◆ Given information ◆
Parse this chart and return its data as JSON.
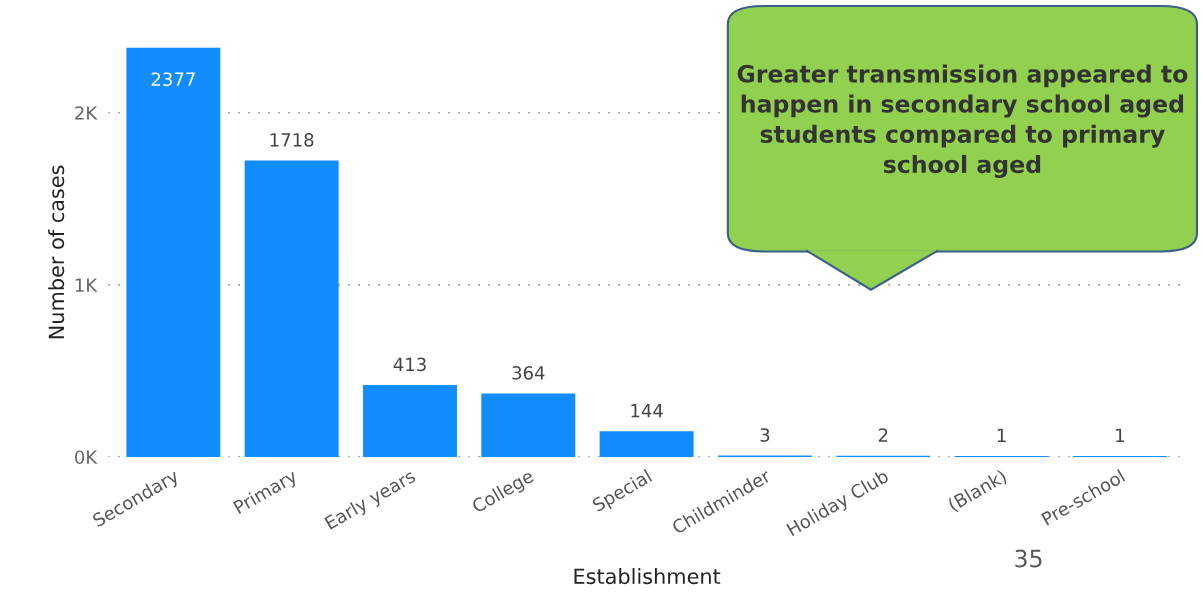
{
  "chart_data": {
    "type": "bar",
    "xlabel": "Establishment",
    "ylabel": "Number of cases",
    "categories": [
      "Secondary",
      "Primary",
      "Early years",
      "College",
      "Special",
      "Childminder",
      "Holiday Club",
      "(Blank)",
      "Pre-school"
    ],
    "values": [
      2377,
      1718,
      413,
      364,
      144,
      3,
      2,
      1,
      1
    ],
    "color": "#118dff",
    "data_labels": true,
    "ylim": [
      0,
      2377
    ],
    "yticks": [
      {
        "value": 0,
        "label": "0K"
      },
      {
        "value": 1000,
        "label": "1K"
      },
      {
        "value": 2000,
        "label": "2K"
      }
    ],
    "grid": "y",
    "annotations": [
      "Greater transmission appeared to happen in secondary school aged students compared to primary school aged",
      "35"
    ]
  }
}
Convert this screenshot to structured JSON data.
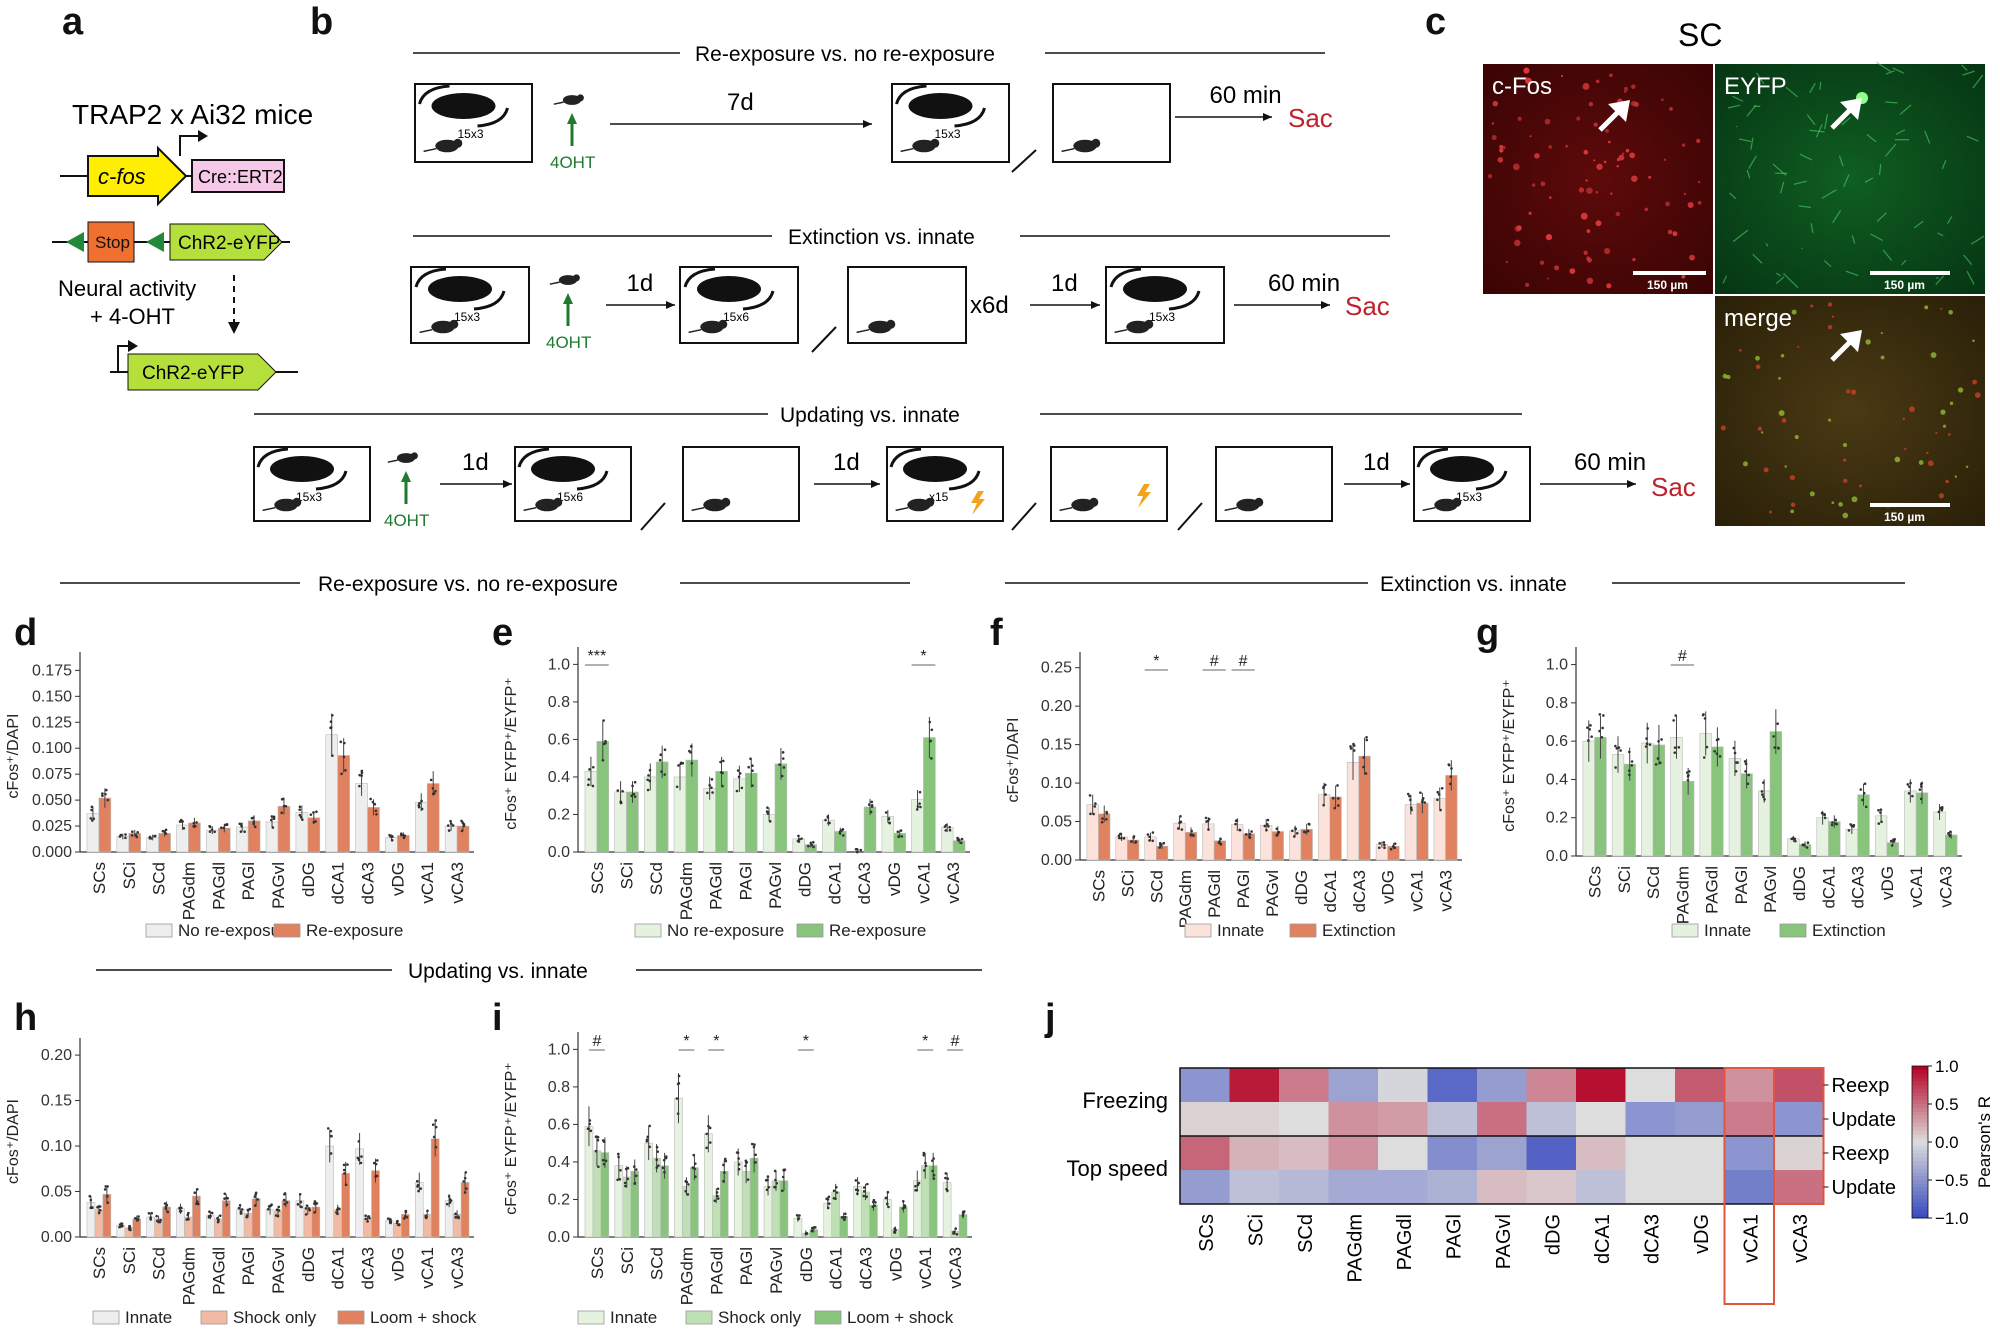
{
  "panel_letters": [
    "a",
    "b",
    "c",
    "d",
    "e",
    "f",
    "g",
    "h",
    "i",
    "j"
  ],
  "colors": {
    "innate": "#eeeeee",
    "innate_light_red": "#fbe3db",
    "innate_light_green": "#e6f2e0",
    "orange": "#e0825f",
    "light_orange": "#f2b9a3",
    "green": "#88c47c",
    "light_green": "#bfe0b5",
    "dark_red_text": "#c0202a",
    "dark_green_text": "#1f7a2e",
    "fluor_red": "#7a1010",
    "fluor_green": "#0c5a1e"
  },
  "panel_a": {
    "title": "TRAP2 x Ai32 mice",
    "cfos": "c-fos",
    "cre": "Cre::ERT2",
    "stop": "Stop",
    "chr2_1": "ChR2-eYFP",
    "activity_line1": "Neural activity",
    "activity_line2": "+ 4-OHT",
    "chr2_2": "ChR2-eYFP"
  },
  "panel_b": {
    "header1": "Re-exposure vs. no re-exposure",
    "header2": "Extinction vs. innate",
    "header3": "Updating vs. innate",
    "labels": {
      "r1_box1": "15x3",
      "r1_drug": "4OHT",
      "r1_days": "7d",
      "r1_box2": "15x3",
      "r1_time": "60 min",
      "r1_sac": "Sac",
      "r2_box1": "15x3",
      "r2_drug": "4OHT",
      "r2_d1": "1d",
      "r2_box2": "15x6",
      "r2_rep": "x6d",
      "r2_d2": "1d",
      "r2_box3": "15x3",
      "r2_time": "60 min",
      "r2_sac": "Sac",
      "r3_box1": "15x3",
      "r3_drug": "4OHT",
      "r3_d1": "1d",
      "r3_box2": "15x6",
      "r3_d2": "1d",
      "r3_box3": "x15",
      "r3_d3": "1d",
      "r3_box4": "15x3",
      "r3_time": "60 min",
      "r3_sac": "Sac"
    }
  },
  "panel_c": {
    "title": "SC",
    "cfos_label": "c-Fos",
    "eyfp_label": "EYFP",
    "merge_label": "merge",
    "scale1": "150 µm",
    "scale2": "150 µm",
    "scale3": "150 µm"
  },
  "section_headers": {
    "top_left": "Re-exposure vs. no re-exposure",
    "top_right": "Extinction vs. innate",
    "bottom_left": "Updating vs. innate"
  },
  "chart_data": [
    {
      "id": "d",
      "type": "bar",
      "ylabel": "cFos⁺/DAPI",
      "ylim": [
        0,
        0.185
      ],
      "yticks": [
        "0.000",
        "0.025",
        "0.050",
        "0.075",
        "0.100",
        "0.125",
        "0.150",
        "0.175"
      ],
      "ytick_values": [
        0,
        0.025,
        0.05,
        0.075,
        0.1,
        0.125,
        0.15,
        0.175
      ],
      "categories": [
        "SCs",
        "SCi",
        "SCd",
        "PAGdm",
        "PAGdl",
        "PAGl",
        "PAGvl",
        "dDG",
        "dCA1",
        "dCA3",
        "vDG",
        "vCA1",
        "vCA3"
      ],
      "series": [
        {
          "name": "No re-exposure",
          "color": "#eeeeee",
          "values": [
            0.037,
            0.015,
            0.014,
            0.026,
            0.021,
            0.024,
            0.029,
            0.038,
            0.113,
            0.066,
            0.014,
            0.048,
            0.025
          ]
        },
        {
          "name": "Re-exposure",
          "color": "#e0825f",
          "values": [
            0.052,
            0.018,
            0.018,
            0.028,
            0.023,
            0.03,
            0.044,
            0.033,
            0.093,
            0.043,
            0.016,
            0.066,
            0.025
          ]
        }
      ],
      "significance": []
    },
    {
      "id": "e",
      "type": "bar",
      "ylabel": "cFos⁺ EYFP⁺/EYFP⁺",
      "ylim": [
        0,
        1.05
      ],
      "yticks": [
        "0.0",
        "0.2",
        "0.4",
        "0.6",
        "0.8",
        "1.0"
      ],
      "ytick_values": [
        0,
        0.2,
        0.4,
        0.6,
        0.8,
        1.0
      ],
      "categories": [
        "SCs",
        "SCi",
        "SCd",
        "PAGdm",
        "PAGdl",
        "PAGl",
        "PAGvl",
        "dDG",
        "dCA1",
        "dCA3",
        "vDG",
        "vCA1",
        "vCA3"
      ],
      "series": [
        {
          "name": "No re-exposure",
          "color": "#e6f2e0",
          "values": [
            0.43,
            0.32,
            0.4,
            0.4,
            0.34,
            0.39,
            0.2,
            0.07,
            0.17,
            0.0,
            0.19,
            0.28,
            0.13
          ]
        },
        {
          "name": "Re-exposure",
          "color": "#88c47c",
          "values": [
            0.59,
            0.32,
            0.48,
            0.49,
            0.43,
            0.42,
            0.47,
            0.04,
            0.11,
            0.24,
            0.1,
            0.61,
            0.06
          ]
        }
      ],
      "significance": [
        {
          "index": 0,
          "label": "***"
        },
        {
          "index": 11,
          "label": "*"
        }
      ]
    },
    {
      "id": "f",
      "type": "bar",
      "ylabel": "cFos⁺/DAPI",
      "ylim": [
        0,
        0.26
      ],
      "yticks": [
        "0.00",
        "0.05",
        "0.10",
        "0.15",
        "0.20",
        "0.25"
      ],
      "ytick_values": [
        0,
        0.05,
        0.1,
        0.15,
        0.2,
        0.25
      ],
      "categories": [
        "SCs",
        "SCi",
        "SCd",
        "PAGdm",
        "PAGdl",
        "PAGl",
        "PAGvl",
        "dDG",
        "dCA1",
        "dCA3",
        "vDG",
        "vCA1",
        "vCA3"
      ],
      "series": [
        {
          "name": "Innate",
          "color": "#fbe3db",
          "values": [
            0.072,
            0.03,
            0.03,
            0.048,
            0.047,
            0.046,
            0.045,
            0.038,
            0.085,
            0.127,
            0.02,
            0.072,
            0.08
          ]
        },
        {
          "name": "Extinction",
          "color": "#e0825f",
          "values": [
            0.06,
            0.026,
            0.018,
            0.036,
            0.025,
            0.034,
            0.037,
            0.04,
            0.082,
            0.135,
            0.018,
            0.074,
            0.11
          ]
        }
      ],
      "significance": [
        {
          "index": 2,
          "label": "*"
        },
        {
          "index": 4,
          "label": "#"
        },
        {
          "index": 5,
          "label": "#"
        }
      ]
    },
    {
      "id": "g",
      "type": "bar",
      "ylabel": "cFos⁺ EYFP⁺/EYFP⁺",
      "ylim": [
        0,
        1.05
      ],
      "yticks": [
        "0.0",
        "0.2",
        "0.4",
        "0.6",
        "0.8",
        "1.0"
      ],
      "ytick_values": [
        0,
        0.2,
        0.4,
        0.6,
        0.8,
        1.0
      ],
      "categories": [
        "SCs",
        "SCi",
        "SCd",
        "PAGdm",
        "PAGdl",
        "PAGl",
        "PAGvl",
        "dDG",
        "dCA1",
        "dCA3",
        "vDG",
        "vCA1",
        "vCA3"
      ],
      "series": [
        {
          "name": "Innate",
          "color": "#e6f2e0",
          "values": [
            0.6,
            0.53,
            0.59,
            0.62,
            0.64,
            0.51,
            0.34,
            0.09,
            0.2,
            0.14,
            0.21,
            0.34,
            0.23
          ]
        },
        {
          "name": "Extinction",
          "color": "#88c47c",
          "values": [
            0.62,
            0.48,
            0.58,
            0.39,
            0.57,
            0.43,
            0.65,
            0.06,
            0.18,
            0.32,
            0.07,
            0.33,
            0.11
          ]
        }
      ],
      "significance": [
        {
          "index": 3,
          "label": "#"
        }
      ]
    },
    {
      "id": "h",
      "type": "bar",
      "ylabel": "cFos⁺/DAPI",
      "ylim": [
        0,
        0.21
      ],
      "yticks": [
        "0.00",
        "0.05",
        "0.10",
        "0.15",
        "0.20"
      ],
      "ytick_values": [
        0,
        0.05,
        0.1,
        0.15,
        0.2
      ],
      "categories": [
        "SCs",
        "SCi",
        "SCd",
        "PAGdm",
        "PAGdl",
        "PAGl",
        "PAGvl",
        "dDG",
        "dCA1",
        "dCA3",
        "vDG",
        "vCA1",
        "vCA3"
      ],
      "series": [
        {
          "name": "Innate",
          "color": "#eeeeee",
          "values": [
            0.038,
            0.013,
            0.022,
            0.031,
            0.024,
            0.03,
            0.03,
            0.04,
            0.1,
            0.097,
            0.018,
            0.06,
            0.04
          ]
        },
        {
          "name": "Shock only",
          "color": "#f2b9a3",
          "values": [
            0.03,
            0.01,
            0.02,
            0.022,
            0.02,
            0.026,
            0.028,
            0.03,
            0.03,
            0.02,
            0.015,
            0.025,
            0.025
          ]
        },
        {
          "name": "Loom + shock",
          "color": "#e0825f",
          "values": [
            0.047,
            0.02,
            0.033,
            0.045,
            0.04,
            0.042,
            0.04,
            0.033,
            0.07,
            0.073,
            0.025,
            0.108,
            0.06
          ]
        }
      ],
      "significance": []
    },
    {
      "id": "i",
      "type": "bar",
      "ylabel": "cFos⁺ EYFP⁺/EYFP⁺",
      "ylim": [
        0,
        1.05
      ],
      "yticks": [
        "0.0",
        "0.2",
        "0.4",
        "0.6",
        "0.8",
        "1.0"
      ],
      "ytick_values": [
        0,
        0.2,
        0.4,
        0.6,
        0.8,
        1.0
      ],
      "categories": [
        "SCs",
        "SCi",
        "SCd",
        "PAGdm",
        "PAGdl",
        "PAGl",
        "PAGvl",
        "dDG",
        "dCA1",
        "dCA3",
        "vDG",
        "vCA1",
        "vCA3"
      ],
      "series": [
        {
          "name": "Innate",
          "color": "#e6f2e0",
          "values": [
            0.59,
            0.38,
            0.5,
            0.74,
            0.55,
            0.4,
            0.27,
            0.1,
            0.18,
            0.27,
            0.2,
            0.3,
            0.29
          ]
        },
        {
          "name": "Shock only",
          "color": "#bfe0b5",
          "values": [
            0.46,
            0.32,
            0.42,
            0.27,
            0.22,
            0.35,
            0.3,
            0.02,
            0.24,
            0.24,
            0.04,
            0.38,
            0.03
          ]
        },
        {
          "name": "Loom + shock",
          "color": "#88c47c",
          "values": [
            0.45,
            0.35,
            0.38,
            0.37,
            0.35,
            0.42,
            0.3,
            0.04,
            0.11,
            0.17,
            0.16,
            0.38,
            0.12
          ]
        }
      ],
      "significance": [
        {
          "index": 0,
          "label": "#"
        },
        {
          "index": 3,
          "label": "*"
        },
        {
          "index": 4,
          "label": "*"
        },
        {
          "index": 7,
          "label": "*"
        },
        {
          "index": 11,
          "label": "*"
        },
        {
          "index": 12,
          "label": "#"
        }
      ]
    },
    {
      "id": "j",
      "type": "heatmap",
      "columns": [
        "SCs",
        "SCi",
        "SCd",
        "PAGdm",
        "PAGdl",
        "PAGl",
        "PAGvl",
        "dDG",
        "dCA1",
        "dCA3",
        "vDG",
        "vCA1",
        "vCA3"
      ],
      "row_groups": [
        "Freezing",
        "Top speed"
      ],
      "rows": [
        "Reexp",
        "Update",
        "Reexp",
        "Update"
      ],
      "colorbar_label": "Pearson's R",
      "colorbar_ticks": [
        "1.0",
        "0.5",
        "0.0",
        "−0.5",
        "−1.0"
      ],
      "colorbar_values": [
        1.0,
        0.5,
        0.0,
        -0.5,
        -1.0
      ],
      "highlight_column": "vCA1",
      "values": [
        [
          -0.5,
          0.9,
          0.45,
          -0.4,
          -0.05,
          -0.8,
          -0.45,
          0.4,
          0.95,
          0.0,
          0.6,
          0.35,
          0.65
        ],
        [
          0.05,
          0.05,
          0.0,
          0.35,
          0.3,
          -0.2,
          0.5,
          -0.2,
          0.0,
          -0.5,
          -0.45,
          0.45,
          -0.5
        ],
        [
          0.55,
          0.2,
          0.15,
          0.35,
          0.0,
          -0.55,
          -0.4,
          -0.85,
          0.15,
          0.0,
          0.0,
          -0.5,
          0.05
        ],
        [
          -0.45,
          -0.2,
          -0.25,
          -0.35,
          -0.35,
          -0.3,
          0.15,
          0.1,
          -0.2,
          0.0,
          0.0,
          -0.65,
          0.5
        ]
      ]
    }
  ]
}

◆ What this task involves ◆
Your task is to list each line of the records with the word "Updating".

◆ Expected answer ◆
    "header3": "Updating vs. innate",
    "bottom_left": "Updating vs. innate"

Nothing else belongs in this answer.